STATED GOAL:
Output the records. Match them exactly.

Data records
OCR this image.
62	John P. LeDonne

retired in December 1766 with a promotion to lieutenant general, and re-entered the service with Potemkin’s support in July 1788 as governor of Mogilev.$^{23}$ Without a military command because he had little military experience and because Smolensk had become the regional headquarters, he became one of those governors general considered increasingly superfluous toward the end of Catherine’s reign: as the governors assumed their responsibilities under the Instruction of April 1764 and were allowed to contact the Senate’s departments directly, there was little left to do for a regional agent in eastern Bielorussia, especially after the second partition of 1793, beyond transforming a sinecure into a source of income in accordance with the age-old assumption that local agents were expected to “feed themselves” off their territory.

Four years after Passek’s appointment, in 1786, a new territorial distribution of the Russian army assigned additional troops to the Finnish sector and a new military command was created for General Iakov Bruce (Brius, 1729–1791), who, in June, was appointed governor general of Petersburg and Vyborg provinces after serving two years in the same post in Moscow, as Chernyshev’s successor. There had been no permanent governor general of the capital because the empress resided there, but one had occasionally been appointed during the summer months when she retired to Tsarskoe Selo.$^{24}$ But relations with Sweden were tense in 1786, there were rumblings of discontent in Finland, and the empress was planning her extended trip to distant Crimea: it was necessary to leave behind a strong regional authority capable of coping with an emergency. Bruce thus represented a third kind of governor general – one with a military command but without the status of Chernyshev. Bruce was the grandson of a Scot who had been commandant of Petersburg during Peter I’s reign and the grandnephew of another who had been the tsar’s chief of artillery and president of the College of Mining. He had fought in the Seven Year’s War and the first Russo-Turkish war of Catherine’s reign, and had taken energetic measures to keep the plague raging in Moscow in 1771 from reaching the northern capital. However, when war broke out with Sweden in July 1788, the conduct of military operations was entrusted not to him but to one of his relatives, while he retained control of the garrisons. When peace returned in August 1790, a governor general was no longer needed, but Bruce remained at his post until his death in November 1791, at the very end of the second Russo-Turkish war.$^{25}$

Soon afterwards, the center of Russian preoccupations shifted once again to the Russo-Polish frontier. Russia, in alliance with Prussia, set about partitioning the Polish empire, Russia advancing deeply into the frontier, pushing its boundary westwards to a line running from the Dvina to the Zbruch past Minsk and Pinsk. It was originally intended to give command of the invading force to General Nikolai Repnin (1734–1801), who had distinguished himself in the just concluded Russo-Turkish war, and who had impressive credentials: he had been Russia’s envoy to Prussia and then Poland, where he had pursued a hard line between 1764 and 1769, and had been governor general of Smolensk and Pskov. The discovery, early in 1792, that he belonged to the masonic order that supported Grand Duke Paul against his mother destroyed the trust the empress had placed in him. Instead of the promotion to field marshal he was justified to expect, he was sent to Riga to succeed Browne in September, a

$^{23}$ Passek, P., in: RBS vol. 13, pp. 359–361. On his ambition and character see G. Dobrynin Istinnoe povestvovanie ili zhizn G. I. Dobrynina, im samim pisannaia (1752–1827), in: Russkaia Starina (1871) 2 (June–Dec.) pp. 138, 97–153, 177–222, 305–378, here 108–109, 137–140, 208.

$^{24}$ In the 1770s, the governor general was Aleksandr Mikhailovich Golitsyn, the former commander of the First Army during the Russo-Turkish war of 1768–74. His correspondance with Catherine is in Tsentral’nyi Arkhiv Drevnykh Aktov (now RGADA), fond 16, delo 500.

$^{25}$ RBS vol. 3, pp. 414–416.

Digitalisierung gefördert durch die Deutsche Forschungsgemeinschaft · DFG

THE COMPLETED TASK:
OCR this image.
62	John P. LeDonne

retired in December 1766 with a promotion to lieutenant general, and re-entered the service with Potemkin’s support in July 1788 as governor of Mogilev.$^{23}$ Without a military command because he had little military experience and because Smolensk had become the regional headquarters, he became one of those governors general considered increasingly superfluous toward the end of Catherine’s reign: as the governors assumed their responsibilities under the Instruction of April 1764 and were allowed to contact the Senate’s departments directly, there was little left to do for a regional agent in eastern Bielorussia, especially after the second partition of 1793, beyond transforming a sinecure into a source of income in accordance with the age-old assumption that local agents were expected to “feed themselves” off their territory.

Four years after Passek’s appointment, in 1786, a new territorial distribution of the Russian army assigned additional troops to the Finnish sector and a new military command was created for General Iakov Bruce (Brius, 1729–1791), who, in June, was appointed governor general of Petersburg and Vyborg provinces after serving two years in the same post in Moscow, as Chernyshev’s successor. There had been no permanent governor general of the capital because the empress resided there, but one had occasionally been appointed during the summer months when she retired to Tsarskoe Selo.$^{24}$ But relations with Sweden were tense in 1786, there were rumblings of discontent in Finland, and the empress was planning her extended trip to distant Crimea: it was necessary to leave behind a strong regional authority capable of coping with an emergency. Bruce thus represented a third kind of governor general – one with a military command but without the status of Chernyshev. Bruce was the grandson of a Scot who had been commandant of Petersburg during Peter I’s reign and the grandnephew of another who had been the tsar’s chief of artillery and president of the College of Mining. He had fought in the Seven Year’s War and the first Russo-Turkish war of Catherine’s reign, and had taken energetic measures to keep the plague raging in Moscow in 1771 from reaching the northern capital. However, when war broke out with Sweden in July 1788, the conduct of military operations was entrusted not to him but to one of his relatives, while he retained control of the garrisons. When peace returned in August 1790, a governor general was no longer needed, but Bruce remained at his post until his death in November 1791, at the very end of the second Russo-Turkish war.$^{25}$

Soon afterwards, the center of Russian preoccupations shifted once again to the Russo-Polish frontier. Russia, in alliance with Prussia, set about partitioning the Polish empire, Russia advancing deeply into the frontier, pushing its boundary westwards to a line running from the Dvina to the Zbruch past Minsk and Pinsk. It was originally intended to give command of the invading force to General Nikolai Repnin (1734–1801), who had distinguished himself in the just concluded Russo-Turkish war, and who had impressive credentials: he had been Russia’s envoy to Prussia and then Poland, where he had pursued a hard line between 1764 and 1769, and had been governor general of Smolensk and Pskov. The discovery, early in 1792, that he belonged to the masonic order that supported Grand Duke Paul against his mother destroyed the trust the empress had placed in him. Instead of the promotion to field marshal he was justified to expect, he was sent to Riga to succeed Browne in September, a

$^{23}$ Passek, P., in: RBS vol. 13, pp. 359–361. On his ambition and character see G. Dobrynin Istinnoe povestvovanie ili zhizn G. I. Dobrynina, im samim pisannaia (1752–1827), in: Russkaia Starina (1871) 2 (June–Dec.) pp. 138, 97–153, 177–222, 305–378, here 108–109, 137–140, 208.

$^{24}$ In the 1770s, the governor general was Aleksandr Mikhailovich Golitsyn, the former commander of the First Army during the Russo-Turkish war of 1768–74. His correspondance with Catherine is in Tsentral’nyi Arkhiv Drevnykh Aktov (now RGADA), fond 16, delo 500.

$^{25}$ RBS vol. 3, pp. 414–416.

Digitalisierung gefördert durch die Deutsche Forschungsgemeinschaft · DFG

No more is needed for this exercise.